> [FRAGMENT DO PRZECZYTANIA]
A jednak - chyba nie do końca.
Moje (16 i 21) też na pierwszy rzut oka wygladają na "uzależnione", bo młody
niestety spędził przy komputerze prawie non-stop całe ferie.
Prawda, że pogoda była beznadziejna, początkowo planowali w grupie
przyjaciół wyjazd w góry, ale tamtych rodzice nie puścili samych (ja nie
miałam nic przeciwko temu), no i z wyjazdu nic nie wyszło.
Ale kiedy się mlodego raz na jakiś czas oderwie od kumputera - to widac że z
nim da się pogadać, czyta na bieżąco prasę, interesuje się (o dziwo)
polityką, ma sporo swoich przemyśleń. Czasem się dziwię, kiedy on ma czas
aby się interesować rzeczywistością ;-)

> [POLECENIE DO WYKONANIA]
Wypisz bez zmian z fragmentu o nastolatku przy komputerze odcinek od słów „Moje (16 i 21)” do słów „interesować rzeczywistością ;-)” włącznie. Listing nie jest tu do niczego potrzebny.

> [PREZENTOWANE DANE]

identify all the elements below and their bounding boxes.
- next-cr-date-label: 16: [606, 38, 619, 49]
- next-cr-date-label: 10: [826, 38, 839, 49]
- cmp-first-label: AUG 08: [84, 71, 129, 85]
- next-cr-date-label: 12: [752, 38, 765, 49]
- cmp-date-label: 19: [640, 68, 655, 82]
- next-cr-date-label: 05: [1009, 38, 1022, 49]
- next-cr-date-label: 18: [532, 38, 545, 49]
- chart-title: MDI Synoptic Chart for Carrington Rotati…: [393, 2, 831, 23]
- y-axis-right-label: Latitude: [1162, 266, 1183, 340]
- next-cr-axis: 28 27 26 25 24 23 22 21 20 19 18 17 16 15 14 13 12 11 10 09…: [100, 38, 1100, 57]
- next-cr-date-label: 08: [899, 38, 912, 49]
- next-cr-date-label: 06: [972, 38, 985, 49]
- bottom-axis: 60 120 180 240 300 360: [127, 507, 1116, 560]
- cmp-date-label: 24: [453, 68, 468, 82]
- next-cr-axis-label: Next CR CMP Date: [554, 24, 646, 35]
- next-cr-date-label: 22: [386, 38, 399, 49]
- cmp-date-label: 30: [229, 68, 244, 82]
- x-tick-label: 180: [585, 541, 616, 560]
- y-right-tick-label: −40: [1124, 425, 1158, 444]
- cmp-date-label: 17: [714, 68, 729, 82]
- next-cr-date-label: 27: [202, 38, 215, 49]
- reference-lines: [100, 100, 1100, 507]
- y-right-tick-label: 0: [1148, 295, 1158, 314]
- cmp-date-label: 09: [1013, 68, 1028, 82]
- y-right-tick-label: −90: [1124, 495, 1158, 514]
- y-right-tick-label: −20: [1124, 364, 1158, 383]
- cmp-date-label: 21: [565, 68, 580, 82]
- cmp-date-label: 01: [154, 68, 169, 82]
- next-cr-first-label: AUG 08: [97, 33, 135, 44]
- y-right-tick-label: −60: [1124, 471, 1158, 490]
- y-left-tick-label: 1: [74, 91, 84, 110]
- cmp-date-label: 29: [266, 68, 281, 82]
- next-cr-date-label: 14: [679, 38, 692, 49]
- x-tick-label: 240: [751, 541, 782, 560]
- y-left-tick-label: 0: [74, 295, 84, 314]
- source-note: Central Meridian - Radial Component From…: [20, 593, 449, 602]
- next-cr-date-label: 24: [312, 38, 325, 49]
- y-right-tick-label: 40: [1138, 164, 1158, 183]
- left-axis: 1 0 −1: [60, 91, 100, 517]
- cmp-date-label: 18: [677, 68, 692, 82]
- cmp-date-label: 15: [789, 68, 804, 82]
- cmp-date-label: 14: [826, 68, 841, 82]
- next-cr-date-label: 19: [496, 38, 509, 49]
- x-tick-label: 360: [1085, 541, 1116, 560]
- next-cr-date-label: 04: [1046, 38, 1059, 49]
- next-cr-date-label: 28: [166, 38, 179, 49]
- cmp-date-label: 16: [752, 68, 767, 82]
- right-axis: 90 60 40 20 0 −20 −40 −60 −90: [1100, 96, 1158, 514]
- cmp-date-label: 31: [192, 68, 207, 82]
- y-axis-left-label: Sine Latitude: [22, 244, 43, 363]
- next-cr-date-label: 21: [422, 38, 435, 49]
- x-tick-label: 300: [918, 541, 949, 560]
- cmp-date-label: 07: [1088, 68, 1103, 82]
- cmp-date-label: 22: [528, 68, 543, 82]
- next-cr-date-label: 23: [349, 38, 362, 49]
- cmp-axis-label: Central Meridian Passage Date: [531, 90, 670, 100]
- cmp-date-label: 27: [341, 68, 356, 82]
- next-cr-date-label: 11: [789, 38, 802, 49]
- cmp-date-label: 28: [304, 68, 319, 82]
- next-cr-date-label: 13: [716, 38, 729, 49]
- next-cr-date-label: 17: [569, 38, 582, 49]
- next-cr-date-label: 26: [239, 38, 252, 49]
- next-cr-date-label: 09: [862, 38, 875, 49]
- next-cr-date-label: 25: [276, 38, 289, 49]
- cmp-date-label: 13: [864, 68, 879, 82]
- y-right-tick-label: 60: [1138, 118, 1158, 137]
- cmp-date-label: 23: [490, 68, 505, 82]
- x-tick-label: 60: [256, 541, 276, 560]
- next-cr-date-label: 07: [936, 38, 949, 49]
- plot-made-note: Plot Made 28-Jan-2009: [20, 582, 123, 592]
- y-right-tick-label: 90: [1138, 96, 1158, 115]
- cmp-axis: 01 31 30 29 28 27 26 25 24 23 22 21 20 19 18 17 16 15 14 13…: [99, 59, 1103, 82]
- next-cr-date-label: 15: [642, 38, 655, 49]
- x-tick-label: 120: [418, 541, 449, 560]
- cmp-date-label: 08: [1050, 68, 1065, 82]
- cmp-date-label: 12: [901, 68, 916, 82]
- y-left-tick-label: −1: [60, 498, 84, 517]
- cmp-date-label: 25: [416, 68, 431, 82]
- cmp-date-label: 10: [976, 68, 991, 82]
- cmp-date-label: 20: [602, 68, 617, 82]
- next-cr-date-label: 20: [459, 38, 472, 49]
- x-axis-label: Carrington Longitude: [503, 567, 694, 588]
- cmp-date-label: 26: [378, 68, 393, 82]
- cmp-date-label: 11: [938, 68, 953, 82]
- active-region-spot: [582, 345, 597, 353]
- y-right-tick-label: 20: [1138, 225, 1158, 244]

> [ODPOWIEDŹ]
Moje (16 i 21) też na pierwszy rzut oka wygladają na "uzależnione", bo młody
niestety spędził przy komputerze prawie non-stop całe ferie.
Prawda, że pogoda była beznadziejna, początkowo planowali w grupie
przyjaciół wyjazd w góry, ale tamtych rodzice nie puścili samych (ja nie
miałam nic przeciwko temu), no i z wyjazdu nic nie wyszło.
Ale kiedy się mlodego raz na jakiś czas oderwie od kumputera - to widac że z
nim da się pogadać, czyta na bieżąco prasę, interesuje się (o dziwo)
polityką, ma sporo swoich przemyśleń. Czasem się dziwię, kiedy on ma czas
aby się interesować rzeczywistością ;-)